Exercise directions:
Below is the data. Give it again, complete and exact.

Material shown:

--------

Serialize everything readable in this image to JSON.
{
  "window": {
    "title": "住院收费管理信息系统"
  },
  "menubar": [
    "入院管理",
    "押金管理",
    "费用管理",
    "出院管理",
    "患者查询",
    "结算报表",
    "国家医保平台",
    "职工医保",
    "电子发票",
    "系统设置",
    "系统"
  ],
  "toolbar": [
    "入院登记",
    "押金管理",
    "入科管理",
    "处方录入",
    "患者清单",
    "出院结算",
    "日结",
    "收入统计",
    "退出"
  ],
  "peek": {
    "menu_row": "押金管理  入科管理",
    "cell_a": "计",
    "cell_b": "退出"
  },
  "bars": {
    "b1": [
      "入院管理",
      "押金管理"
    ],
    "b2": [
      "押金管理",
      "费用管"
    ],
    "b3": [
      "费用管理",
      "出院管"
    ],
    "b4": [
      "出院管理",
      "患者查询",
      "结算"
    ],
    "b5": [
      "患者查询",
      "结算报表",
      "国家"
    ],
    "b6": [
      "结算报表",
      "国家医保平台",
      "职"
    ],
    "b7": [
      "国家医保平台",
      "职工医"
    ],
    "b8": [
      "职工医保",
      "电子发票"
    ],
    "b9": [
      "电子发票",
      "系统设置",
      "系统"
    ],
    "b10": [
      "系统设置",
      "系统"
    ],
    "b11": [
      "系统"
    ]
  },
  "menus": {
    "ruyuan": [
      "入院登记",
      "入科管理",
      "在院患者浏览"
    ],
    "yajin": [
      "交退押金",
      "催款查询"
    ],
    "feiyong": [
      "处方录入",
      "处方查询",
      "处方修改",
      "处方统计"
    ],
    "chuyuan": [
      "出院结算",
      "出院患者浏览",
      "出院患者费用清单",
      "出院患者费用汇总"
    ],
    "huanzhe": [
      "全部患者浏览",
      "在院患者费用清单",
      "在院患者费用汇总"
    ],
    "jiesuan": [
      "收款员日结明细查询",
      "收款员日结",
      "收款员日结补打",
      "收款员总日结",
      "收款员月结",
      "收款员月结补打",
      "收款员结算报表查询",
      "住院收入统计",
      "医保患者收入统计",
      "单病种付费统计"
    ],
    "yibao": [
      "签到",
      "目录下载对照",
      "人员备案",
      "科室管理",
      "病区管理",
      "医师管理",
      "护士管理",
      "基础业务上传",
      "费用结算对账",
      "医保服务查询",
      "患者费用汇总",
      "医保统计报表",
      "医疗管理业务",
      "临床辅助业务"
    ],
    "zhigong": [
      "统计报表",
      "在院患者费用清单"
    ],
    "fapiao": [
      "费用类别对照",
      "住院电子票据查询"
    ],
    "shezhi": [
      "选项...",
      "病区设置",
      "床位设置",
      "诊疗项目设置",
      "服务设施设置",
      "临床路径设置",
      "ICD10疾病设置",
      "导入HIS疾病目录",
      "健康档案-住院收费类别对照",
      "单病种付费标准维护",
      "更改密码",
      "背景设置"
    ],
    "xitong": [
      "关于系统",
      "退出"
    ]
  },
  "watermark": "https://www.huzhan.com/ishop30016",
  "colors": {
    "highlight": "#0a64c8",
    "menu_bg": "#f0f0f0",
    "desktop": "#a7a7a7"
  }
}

--------

Solution to the exercise:
Serialize everything readable in this image to JSON.
{
  "window": {
    "title": "住院收费管理信息系统"
  },
  "menubar": [
    "入院管理",
    "押金管理",
    "费用管理",
    "出院管理",
    "患者查询",
    "结算报表",
    "国家医保平台",
    "职工医保",
    "电子发票",
    "系统设置",
    "系统"
  ],
  "toolbar": [
    "入院登记",
    "押金管理",
    "入科管理",
    "处方录入",
    "患者清单",
    "出院结算",
    "日结",
    "收入统计",
    "退出"
  ],
  "peek": {
    "menu_row": "押金管理  入科管理",
    "cell_a": "计",
    "cell_b": "退出"
  },
  "bars": {
    "b1": [
      "入院管理",
      "押金管理"
    ],
    "b2": [
      "押金管理",
      "费用管"
    ],
    "b3": [
      "费用管理",
      "出院管"
    ],
    "b4": [
      "出院管理",
      "患者查询",
      "结算"
    ],
    "b5": [
      "患者查询",
      "结算报表",
      "国家"
    ],
    "b6": [
      "结算报表",
      "国家医保平台",
      "职"
    ],
    "b7": [
      "国家医保平台",
      "职工医"
    ],
    "b8": [
      "职工医保",
      "电子发票"
    ],
    "b9": [
      "电子发票",
      "系统设置",
      "系统"
    ],
    "b10": [
      "系统设置",
      "系统"
    ],
    "b11": [
      "系统"
    ]
  },
  "menus": {
    "ruyuan": [
      "入院登记",
      "入科管理",
      "在院患者浏览"
    ],
    "yajin": [
      "交退押金",
      "催款查询"
    ],
    "feiyong": [
      "处方录入",
      "处方查询",
      "处方修改",
      "处方统计"
    ],
    "chuyuan": [
      "出院结算",
      "出院患者浏览",
      "出院患者费用清单",
      "出院患者费用汇总"
    ],
    "huanzhe": [
      "全部患者浏览",
      "在院患者费用清单",
      "在院患者费用汇总"
    ],
    "jiesuan": [
      "收款员日结明细查询",
      "收款员日结",
      "收款员日结补打",
      "收款员总日结",
      "收款员月结",
      "收款员月结补打",
      "收款员结算报表查询",
      "住院收入统计",
      "医保患者收入统计",
      "单病种付费统计"
    ],
    "yibao": [
      "签到",
      "目录下载对照",
      "人员备案",
      "科室管理",
      "病区管理",
      "医师管理",
      "护士管理",
      "基础业务上传",
      "费用结算对账",
      "医保服务查询",
      "患者费用汇总",
      "医保统计报表",
      "医疗管理业务",
      "临床辅助业务"
    ],
    "zhigong": [
      "统计报表",
      "在院患者费用清单"
    ],
    "fapiao": [
      "费用类别对照",
      "住院电子票据查询"
    ],
    "shezhi": [
      "选项...",
      "病区设置",
      "床位设置",
      "诊疗项目设置",
      "服务设施设置",
      "临床路径设置",
      "ICD10疾病设置",
      "导入HIS疾病目录",
      "健康档案-住院收费类别对照",
      "单病种付费标准维护",
      "更改密码",
      "背景设置"
    ],
    "xitong": [
      "关于系统",
      "退出"
    ]
  },
  "watermark": "https://www.huzhan.com/ishop30016",
  "colors": {
    "highlight": "#0a64c8",
    "menu_bg": "#f0f0f0",
    "desktop": "#a7a7a7"
  }
}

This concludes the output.